● Text passage

Do you need an assistant for your online activities?
Multiple major players in artificial intelligence are moving on from chatbots like ChatGPT and are now focusing their efforts on new browsers with deep AI integrations. Those could take the form of an agent that shops for you or an omnipresent chatbot that follows you around and summarizes what you’re seeing, looks up related stuff, or answers related questions.
Last week alone, OpenAI released the ChatGPT Atlas browser, and Microsoft showed off Edge’s new Copilot Mode, both of which heavily feature chatbots. At the start of October, Perplexity made its Comet browser free. In mid-September, Google rolled out Chrome With Gemini, integrating its AI assistant with the most popular browser in the world.
In the wake of these releases, I phoned the general manager of Firefox, Anthony Enzor-DeMeo, for his thoughts on whether AI-first browsers will catch on, if his own browser will go full AI, and whether users maintain any expectation of privacy in this new era of personalized, agentic browsing.
Guardian: Have you tried ChatGPT Atlas or other AI browsers? I’m curious what you think of them.
Anthony Enzor-DeMeo: Yep, I’ve tried Atlas, Comet, etc. I’ve tried out the competition. What do I think of them?
There’s this interesting question around: what does a user want to see? Today, you’re used to going to Google, doing a search, and seeing all the results. But I think what Atlas is starting to do is give you the answer.
There’s this paradigm shift between an agent giving you an answer versus a user being able to sort through the content they want to see. And so I think it remains to be seen if that is a shift that all users want.
Guardian: Do you want it as a user?
Enzor-DeMeo: I want to know where AI gets its answers from. I like when AI gives references. Perplexity’s Comet does that. I think that’s just good for the internet, frankly.
Guardian: How do you envision the web changing as search is shifting towards chat interfaces and summaries instead of links?
The thing I worry a lot about is: the web is getting expensive. The web is free, right? And it’s largely free today because of ads. And sure, some new sites have subscriptions.
But what happens when content and access to the web starts getting behind subscriptions is something I’m watching very closely. We want a free, open internet. I understand subscriptions are inevitable for AI because it’s largely not profitable today. But I think one of the paradigm shifts that I’m hopeful does not happen is that the internet gets more closed off.
Guardian: Do you foresee Firefox releasing an agentic or AI integrated browser-like Perplexity Comet or Atlas?
Enzor-DeMeo: In terms of Firefox’s strategy, at its core, we’re still focused on being the best browser. And so 200 million people have to choose us. They have to turn away from the default to choose us. And so we’re paying very close attention to what our users want to see.

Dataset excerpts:
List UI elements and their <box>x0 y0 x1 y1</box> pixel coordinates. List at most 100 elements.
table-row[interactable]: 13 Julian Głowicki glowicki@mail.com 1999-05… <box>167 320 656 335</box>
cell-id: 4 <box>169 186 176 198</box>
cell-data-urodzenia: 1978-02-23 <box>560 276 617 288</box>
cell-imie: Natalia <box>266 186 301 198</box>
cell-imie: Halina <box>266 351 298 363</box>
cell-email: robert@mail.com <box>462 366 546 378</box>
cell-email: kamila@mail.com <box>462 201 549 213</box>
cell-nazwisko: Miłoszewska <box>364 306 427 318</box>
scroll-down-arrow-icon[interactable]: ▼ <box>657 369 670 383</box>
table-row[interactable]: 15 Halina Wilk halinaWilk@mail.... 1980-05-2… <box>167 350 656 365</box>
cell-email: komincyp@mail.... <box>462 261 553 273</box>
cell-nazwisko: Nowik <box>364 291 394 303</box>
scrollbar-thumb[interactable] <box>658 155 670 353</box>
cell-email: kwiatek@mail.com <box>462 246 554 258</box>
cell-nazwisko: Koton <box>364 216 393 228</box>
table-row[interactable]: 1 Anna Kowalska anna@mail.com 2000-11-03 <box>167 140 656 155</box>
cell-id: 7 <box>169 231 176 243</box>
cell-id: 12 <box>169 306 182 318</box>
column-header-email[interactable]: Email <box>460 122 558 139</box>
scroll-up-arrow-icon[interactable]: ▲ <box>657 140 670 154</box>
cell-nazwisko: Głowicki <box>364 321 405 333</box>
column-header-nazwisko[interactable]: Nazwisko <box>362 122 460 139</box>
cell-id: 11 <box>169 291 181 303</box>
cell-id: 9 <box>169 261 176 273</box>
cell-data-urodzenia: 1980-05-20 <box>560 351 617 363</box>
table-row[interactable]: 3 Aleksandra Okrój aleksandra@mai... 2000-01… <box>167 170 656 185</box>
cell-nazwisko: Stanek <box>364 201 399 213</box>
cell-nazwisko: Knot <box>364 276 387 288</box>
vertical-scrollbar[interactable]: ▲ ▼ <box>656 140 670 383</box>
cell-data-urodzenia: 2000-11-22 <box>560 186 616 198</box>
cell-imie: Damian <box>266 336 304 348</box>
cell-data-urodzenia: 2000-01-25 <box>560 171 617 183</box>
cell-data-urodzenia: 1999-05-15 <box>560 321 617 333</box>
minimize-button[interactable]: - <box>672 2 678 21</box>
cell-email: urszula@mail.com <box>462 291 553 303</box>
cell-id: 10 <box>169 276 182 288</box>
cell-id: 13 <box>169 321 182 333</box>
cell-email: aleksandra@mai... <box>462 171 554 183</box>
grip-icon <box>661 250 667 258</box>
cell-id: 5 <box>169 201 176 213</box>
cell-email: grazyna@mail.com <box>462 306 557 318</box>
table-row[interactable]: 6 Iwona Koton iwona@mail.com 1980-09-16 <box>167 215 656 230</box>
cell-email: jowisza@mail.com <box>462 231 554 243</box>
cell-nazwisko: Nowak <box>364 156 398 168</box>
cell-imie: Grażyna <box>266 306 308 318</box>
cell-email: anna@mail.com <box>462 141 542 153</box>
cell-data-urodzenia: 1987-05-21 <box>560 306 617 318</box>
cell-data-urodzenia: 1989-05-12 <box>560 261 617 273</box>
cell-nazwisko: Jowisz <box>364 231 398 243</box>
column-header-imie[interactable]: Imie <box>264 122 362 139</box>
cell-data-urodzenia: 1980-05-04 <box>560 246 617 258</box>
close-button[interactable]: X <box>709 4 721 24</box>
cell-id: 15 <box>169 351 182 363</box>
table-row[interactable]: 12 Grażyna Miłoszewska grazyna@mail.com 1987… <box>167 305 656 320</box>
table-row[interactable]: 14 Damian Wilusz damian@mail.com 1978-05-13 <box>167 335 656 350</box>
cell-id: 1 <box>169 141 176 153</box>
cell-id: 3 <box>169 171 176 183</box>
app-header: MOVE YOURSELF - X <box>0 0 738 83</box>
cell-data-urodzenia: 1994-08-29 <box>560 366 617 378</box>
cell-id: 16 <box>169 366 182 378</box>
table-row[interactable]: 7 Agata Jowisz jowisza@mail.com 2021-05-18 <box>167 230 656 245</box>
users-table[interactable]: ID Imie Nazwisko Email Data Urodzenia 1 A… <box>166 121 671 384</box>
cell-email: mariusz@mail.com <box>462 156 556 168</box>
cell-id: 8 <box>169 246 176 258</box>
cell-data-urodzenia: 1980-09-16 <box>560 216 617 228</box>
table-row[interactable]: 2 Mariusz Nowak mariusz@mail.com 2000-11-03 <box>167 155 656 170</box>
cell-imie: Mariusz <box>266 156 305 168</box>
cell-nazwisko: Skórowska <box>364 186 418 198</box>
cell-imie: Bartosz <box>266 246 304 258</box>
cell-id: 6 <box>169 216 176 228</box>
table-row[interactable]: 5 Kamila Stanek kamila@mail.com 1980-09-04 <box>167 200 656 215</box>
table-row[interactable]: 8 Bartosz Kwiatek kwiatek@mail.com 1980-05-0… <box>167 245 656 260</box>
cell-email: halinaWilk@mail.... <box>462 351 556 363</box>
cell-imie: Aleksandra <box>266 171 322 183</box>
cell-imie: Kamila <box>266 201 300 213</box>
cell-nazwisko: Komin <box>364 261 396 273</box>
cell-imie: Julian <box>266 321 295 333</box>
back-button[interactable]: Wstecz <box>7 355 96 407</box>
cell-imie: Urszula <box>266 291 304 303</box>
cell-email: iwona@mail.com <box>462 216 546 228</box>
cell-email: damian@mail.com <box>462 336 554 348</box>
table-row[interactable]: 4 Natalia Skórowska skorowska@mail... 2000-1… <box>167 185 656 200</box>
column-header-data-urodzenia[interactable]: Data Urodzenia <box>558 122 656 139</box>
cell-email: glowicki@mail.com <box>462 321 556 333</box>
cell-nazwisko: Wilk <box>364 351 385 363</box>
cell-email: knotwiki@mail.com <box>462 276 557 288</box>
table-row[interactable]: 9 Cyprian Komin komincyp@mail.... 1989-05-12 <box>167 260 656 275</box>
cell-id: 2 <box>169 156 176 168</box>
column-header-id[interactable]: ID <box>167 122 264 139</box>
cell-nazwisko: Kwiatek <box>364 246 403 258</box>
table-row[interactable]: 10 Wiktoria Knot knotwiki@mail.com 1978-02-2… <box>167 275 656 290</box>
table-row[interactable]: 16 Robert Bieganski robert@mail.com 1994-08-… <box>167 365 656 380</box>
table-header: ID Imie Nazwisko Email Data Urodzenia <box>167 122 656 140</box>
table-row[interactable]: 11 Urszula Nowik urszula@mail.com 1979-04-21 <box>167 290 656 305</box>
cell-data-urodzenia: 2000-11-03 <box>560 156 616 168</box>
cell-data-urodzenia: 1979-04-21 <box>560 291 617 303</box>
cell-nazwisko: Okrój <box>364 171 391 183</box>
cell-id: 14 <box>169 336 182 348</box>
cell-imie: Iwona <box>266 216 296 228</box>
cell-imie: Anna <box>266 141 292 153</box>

● To do
(1) From the Firefox interview, print the part from "Guardian: Have you" up to and including "it as a user?".
(2) In the Firefox interview, why does Enzor-DeMeo say subscriptions are inevitable for AI? Give the answer in one to three sentences.

● Results of the tasks
(1)
Guardian: Have you tried ChatGPT Atlas or other AI browsers? I’m curious what you think of them.
Anthony Enzor-DeMeo: Yep, I’ve tried Atlas, Comet, etc. I’ve tried out the competition. What do I think of them?
There’s this interesting question around: what does a user want to see? Today, you’re used to going to Google, doing a search, and seeing all the results. But I think what Atlas is starting to do is give you the answer.
There’s this paradigm shift between an agent giving you an answer versus a user being able to sort through the content they want to see. And so I think it remains to be seen if that is a shift that all users want.
Guardian: Do you want it as a user?

(2) He says subscriptions are inevitable for AI because AI is largely not profitable today.